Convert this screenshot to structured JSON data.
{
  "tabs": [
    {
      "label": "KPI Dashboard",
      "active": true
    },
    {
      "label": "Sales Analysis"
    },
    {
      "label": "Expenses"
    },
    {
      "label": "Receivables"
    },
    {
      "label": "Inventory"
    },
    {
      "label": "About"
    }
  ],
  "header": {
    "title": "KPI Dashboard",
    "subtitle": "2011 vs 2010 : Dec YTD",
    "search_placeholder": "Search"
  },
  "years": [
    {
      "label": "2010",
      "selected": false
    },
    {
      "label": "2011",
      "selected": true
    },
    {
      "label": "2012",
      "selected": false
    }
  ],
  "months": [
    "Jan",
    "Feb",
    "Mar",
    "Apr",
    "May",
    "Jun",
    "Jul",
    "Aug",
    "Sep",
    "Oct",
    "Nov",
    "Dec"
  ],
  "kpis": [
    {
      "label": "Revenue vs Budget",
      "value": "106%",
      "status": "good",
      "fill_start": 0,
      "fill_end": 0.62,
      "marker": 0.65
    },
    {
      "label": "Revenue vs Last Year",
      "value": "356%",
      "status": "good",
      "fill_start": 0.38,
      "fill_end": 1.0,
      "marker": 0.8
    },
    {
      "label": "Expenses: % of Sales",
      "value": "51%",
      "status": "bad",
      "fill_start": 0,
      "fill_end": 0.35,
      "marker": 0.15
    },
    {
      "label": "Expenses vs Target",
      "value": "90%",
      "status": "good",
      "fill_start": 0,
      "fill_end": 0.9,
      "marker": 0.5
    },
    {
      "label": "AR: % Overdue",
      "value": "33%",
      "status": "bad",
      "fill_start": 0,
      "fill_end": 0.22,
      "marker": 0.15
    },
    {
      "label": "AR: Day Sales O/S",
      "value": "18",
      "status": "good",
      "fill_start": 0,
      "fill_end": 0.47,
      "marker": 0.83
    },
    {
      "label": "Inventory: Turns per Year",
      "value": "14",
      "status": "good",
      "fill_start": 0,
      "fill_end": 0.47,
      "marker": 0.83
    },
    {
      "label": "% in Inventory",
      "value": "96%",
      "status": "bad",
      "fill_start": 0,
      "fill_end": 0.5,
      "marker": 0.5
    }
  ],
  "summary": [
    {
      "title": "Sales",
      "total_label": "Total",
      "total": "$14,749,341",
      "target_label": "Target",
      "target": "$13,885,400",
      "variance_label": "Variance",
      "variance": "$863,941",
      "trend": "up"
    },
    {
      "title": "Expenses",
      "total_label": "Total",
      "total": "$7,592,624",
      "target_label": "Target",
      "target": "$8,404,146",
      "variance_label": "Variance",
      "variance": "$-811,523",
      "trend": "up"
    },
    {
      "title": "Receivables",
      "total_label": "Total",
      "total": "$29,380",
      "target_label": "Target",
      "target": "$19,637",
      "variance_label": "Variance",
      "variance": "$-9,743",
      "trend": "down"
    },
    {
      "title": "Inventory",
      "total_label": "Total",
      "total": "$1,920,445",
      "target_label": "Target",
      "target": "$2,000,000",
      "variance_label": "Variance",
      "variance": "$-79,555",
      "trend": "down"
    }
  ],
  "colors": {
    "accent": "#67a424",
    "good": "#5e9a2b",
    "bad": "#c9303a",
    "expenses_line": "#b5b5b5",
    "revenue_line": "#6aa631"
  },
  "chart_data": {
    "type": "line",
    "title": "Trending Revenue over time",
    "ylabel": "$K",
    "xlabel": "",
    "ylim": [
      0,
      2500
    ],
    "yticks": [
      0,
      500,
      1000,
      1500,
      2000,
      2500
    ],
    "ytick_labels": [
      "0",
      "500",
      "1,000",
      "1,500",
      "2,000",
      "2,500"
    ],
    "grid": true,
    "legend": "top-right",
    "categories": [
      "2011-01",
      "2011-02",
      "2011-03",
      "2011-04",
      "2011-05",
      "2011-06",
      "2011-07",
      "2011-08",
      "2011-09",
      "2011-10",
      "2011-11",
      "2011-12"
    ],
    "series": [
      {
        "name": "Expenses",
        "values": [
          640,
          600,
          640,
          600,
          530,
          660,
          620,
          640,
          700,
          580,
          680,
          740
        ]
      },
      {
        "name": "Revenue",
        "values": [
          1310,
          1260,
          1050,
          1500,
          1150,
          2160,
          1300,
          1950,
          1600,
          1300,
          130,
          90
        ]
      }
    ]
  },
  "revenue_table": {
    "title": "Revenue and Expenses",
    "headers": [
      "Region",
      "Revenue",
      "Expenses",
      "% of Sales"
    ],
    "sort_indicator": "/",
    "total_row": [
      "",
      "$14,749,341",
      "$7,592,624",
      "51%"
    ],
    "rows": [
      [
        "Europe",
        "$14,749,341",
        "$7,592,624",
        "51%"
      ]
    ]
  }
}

■ DIRECTIONS
Write out every entry verbatim.

■ RIGHT ANSWER
Convert this screenshot to structured JSON data.
{
  "tabs": [
    {
      "label": "KPI Dashboard",
      "active": true
    },
    {
      "label": "Sales Analysis"
    },
    {
      "label": "Expenses"
    },
    {
      "label": "Receivables"
    },
    {
      "label": "Inventory"
    },
    {
      "label": "About"
    }
  ],
  "header": {
    "title": "KPI Dashboard",
    "subtitle": "2011 vs 2010 : Dec YTD",
    "search_placeholder": "Search"
  },
  "years": [
    {
      "label": "2010",
      "selected": false
    },
    {
      "label": "2011",
      "selected": true
    },
    {
      "label": "2012",
      "selected": false
    }
  ],
  "months": [
    "Jan",
    "Feb",
    "Mar",
    "Apr",
    "May",
    "Jun",
    "Jul",
    "Aug",
    "Sep",
    "Oct",
    "Nov",
    "Dec"
  ],
  "kpis": [
    {
      "label": "Revenue vs Budget",
      "value": "106%",
      "status": "good",
      "fill_start": 0,
      "fill_end": 0.62,
      "marker": 0.65
    },
    {
      "label": "Revenue vs Last Year",
      "value": "356%",
      "status": "good",
      "fill_start": 0.38,
      "fill_end": 1.0,
      "marker": 0.8
    },
    {
      "label": "Expenses: % of Sales",
      "value": "51%",
      "status": "bad",
      "fill_start": 0,
      "fill_end": 0.35,
      "marker": 0.15
    },
    {
      "label": "Expenses vs Target",
      "value": "90%",
      "status": "good",
      "fill_start": 0,
      "fill_end": 0.9,
      "marker": 0.5
    },
    {
      "label": "AR: % Overdue",
      "value": "33%",
      "status": "bad",
      "fill_start": 0,
      "fill_end": 0.22,
      "marker": 0.15
    },
    {
      "label": "AR: Day Sales O/S",
      "value": "18",
      "status": "good",
      "fill_start": 0,
      "fill_end": 0.47,
      "marker": 0.83
    },
    {
      "label": "Inventory: Turns per Year",
      "value": "14",
      "status": "good",
      "fill_start": 0,
      "fill_end": 0.47,
      "marker": 0.83
    },
    {
      "label": "% in Inventory",
      "value": "96%",
      "status": "bad",
      "fill_start": 0,
      "fill_end": 0.5,
      "marker": 0.5
    }
  ],
  "summary": [
    {
      "title": "Sales",
      "total_label": "Total",
      "total": "$14,749,341",
      "target_label": "Target",
      "target": "$13,885,400",
      "variance_label": "Variance",
      "variance": "$863,941",
      "trend": "up"
    },
    {
      "title": "Expenses",
      "total_label": "Total",
      "total": "$7,592,624",
      "target_label": "Target",
      "target": "$8,404,146",
      "variance_label": "Variance",
      "variance": "$-811,523",
      "trend": "up"
    },
    {
      "title": "Receivables",
      "total_label": "Total",
      "total": "$29,380",
      "target_label": "Target",
      "target": "$19,637",
      "variance_label": "Variance",
      "variance": "$-9,743",
      "trend": "down"
    },
    {
      "title": "Inventory",
      "total_label": "Total",
      "total": "$1,920,445",
      "target_label": "Target",
      "target": "$2,000,000",
      "variance_label": "Variance",
      "variance": "$-79,555",
      "trend": "down"
    }
  ],
  "colors": {
    "accent": "#67a424",
    "good": "#5e9a2b",
    "bad": "#c9303a",
    "expenses_line": "#b5b5b5",
    "revenue_line": "#6aa631"
  },
  "chart_data": {
    "type": "line",
    "title": "Trending Revenue over time",
    "ylabel": "$K",
    "xlabel": "",
    "ylim": [
      0,
      2500
    ],
    "yticks": [
      0,
      500,
      1000,
      1500,
      2000,
      2500
    ],
    "ytick_labels": [
      "0",
      "500",
      "1,000",
      "1,500",
      "2,000",
      "2,500"
    ],
    "grid": true,
    "legend": "top-right",
    "categories": [
      "2011-01",
      "2011-02",
      "2011-03",
      "2011-04",
      "2011-05",
      "2011-06",
      "2011-07",
      "2011-08",
      "2011-09",
      "2011-10",
      "2011-11",
      "2011-12"
    ],
    "series": [
      {
        "name": "Expenses",
        "values": [
          640,
          600,
          640,
          600,
          530,
          660,
          620,
          640,
          700,
          580,
          680,
          740
        ]
      },
      {
        "name": "Revenue",
        "values": [
          1310,
          1260,
          1050,
          1500,
          1150,
          2160,
          1300,
          1950,
          1600,
          1300,
          130,
          90
        ]
      }
    ]
  },
  "revenue_table": {
    "title": "Revenue and Expenses",
    "headers": [
      "Region",
      "Revenue",
      "Expenses",
      "% of Sales"
    ],
    "sort_indicator": "/",
    "total_row": [
      "",
      "$14,749,341",
      "$7,592,624",
      "51%"
    ],
    "rows": [
      [
        "Europe",
        "$14,749,341",
        "$7,592,624",
        "51%"
      ]
    ]
  }
}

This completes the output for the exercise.